┌─ Given records

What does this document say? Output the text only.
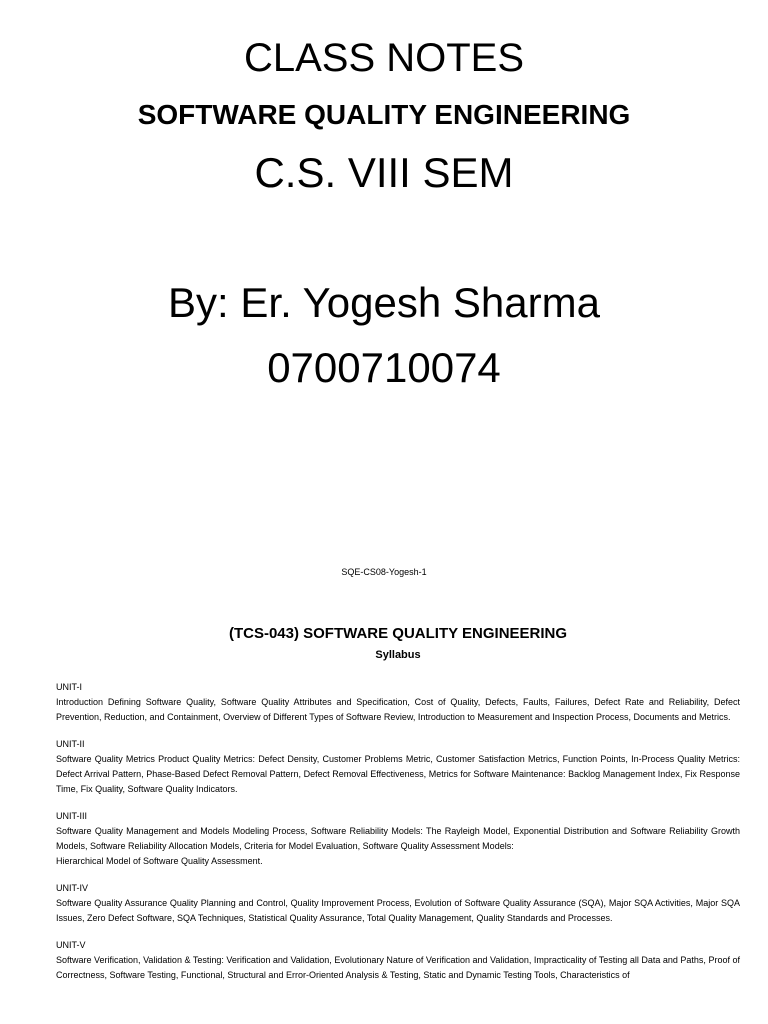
CLASS NOTES
SOFTWARE QUALITY ENGINEERING
C.S. VIII SEM
By: Er. Yogesh Sharma
0700710074
SQE-CS08-Yogesh-1
(TCS-043) SOFTWARE QUALITY ENGINEERING
Syllabus
UNIT-I
Introduction Defining Software Quality, Software Quality Attributes and Specification, Cost of Quality, Defects, Faults, Failures, Defect Rate and Reliability, Defect Prevention, Reduction, and Containment, Overview of Different Types of Software Review, Introduction to Measurement and Inspection Process, Documents and Metrics.
UNIT-II
Software Quality Metrics Product Quality Metrics: Defect Density, Customer Problems Metric, Customer Satisfaction Metrics, Function Points, In-Process Quality Metrics: Defect Arrival Pattern, Phase-Based Defect Removal Pattern, Defect Removal Effectiveness, Metrics for Software Maintenance: Backlog Management Index, Fix Response Time, Fix Quality, Software Quality Indicators.
UNIT-III
Software Quality Management and Models Modeling Process, Software Reliability Models: The Rayleigh Model, Exponential Distribution and Software Reliability Growth Models, Software Reliability Allocation Models, Criteria for Model Evaluation, Software Quality Assessment Models:
Hierarchical Model of Software Quality Assessment.
UNIT-IV
Software Quality Assurance Quality Planning and Control, Quality Improvement Process, Evolution of Software Quality Assurance (SQA), Major SQA Activities, Major SQA Issues, Zero Defect Software, SQA Techniques, Statistical Quality Assurance, Total Quality Management, Quality Standards and Processes.
UNIT-V
Software Verification, Validation & Testing: Verification and Validation, Evolutionary Nature of Verification and Validation, Impracticality of Testing all Data and Paths, Proof of Correctness, Software Testing, Functional, Structural and Error-Oriented Analysis & Testing, Static and Dynamic Testing Tools, Characteristics of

└─

* **Instructions to follow**:
Restate each of the entries above word for word and skip every image.

* **Reply to the task**:
What does this document say? Output the text only.
CLASS NOTES
SOFTWARE QUALITY ENGINEERING
C.S. VIII SEM
By: Er. Yogesh Sharma
0700710074
SQE-CS08-Yogesh-1
(TCS-043) SOFTWARE QUALITY ENGINEERING
Syllabus
UNIT-I
Introduction Defining Software Quality, Software Quality Attributes and Specification, Cost of Quality, Defects, Faults, Failures, Defect Rate and Reliability, Defect Prevention, Reduction, and Containment, Overview of Different Types of Software Review, Introduction to Measurement and Inspection Process, Documents and Metrics.
UNIT-II
Software Quality Metrics Product Quality Metrics: Defect Density, Customer Problems Metric, Customer Satisfaction Metrics, Function Points, In-Process Quality Metrics: Defect Arrival Pattern, Phase-Based Defect Removal Pattern, Defect Removal Effectiveness, Metrics for Software Maintenance: Backlog Management Index, Fix Response Time, Fix Quality, Software Quality Indicators.
UNIT-III
Software Quality Management and Models Modeling Process, Software Reliability Models: The Rayleigh Model, Exponential Distribution and Software Reliability Growth Models, Software Reliability Allocation Models, Criteria for Model Evaluation, Software Quality Assessment Models:
Hierarchical Model of Software Quality Assessment.
UNIT-IV
Software Quality Assurance Quality Planning and Control, Quality Improvement Process, Evolution of Software Quality Assurance (SQA), Major SQA Activities, Major SQA Issues, Zero Defect Software, SQA Techniques, Statistical Quality Assurance, Total Quality Management, Quality Standards and Processes.
UNIT-V
Software Verification, Validation & Testing: Verification and Validation, Evolutionary Nature of Verification and Validation, Impracticality of Testing all Data and Paths, Proof of Correctness, Software Testing, Functional, Structural and Error-Oriented Analysis & Testing, Static and Dynamic Testing Tools, Characteristics of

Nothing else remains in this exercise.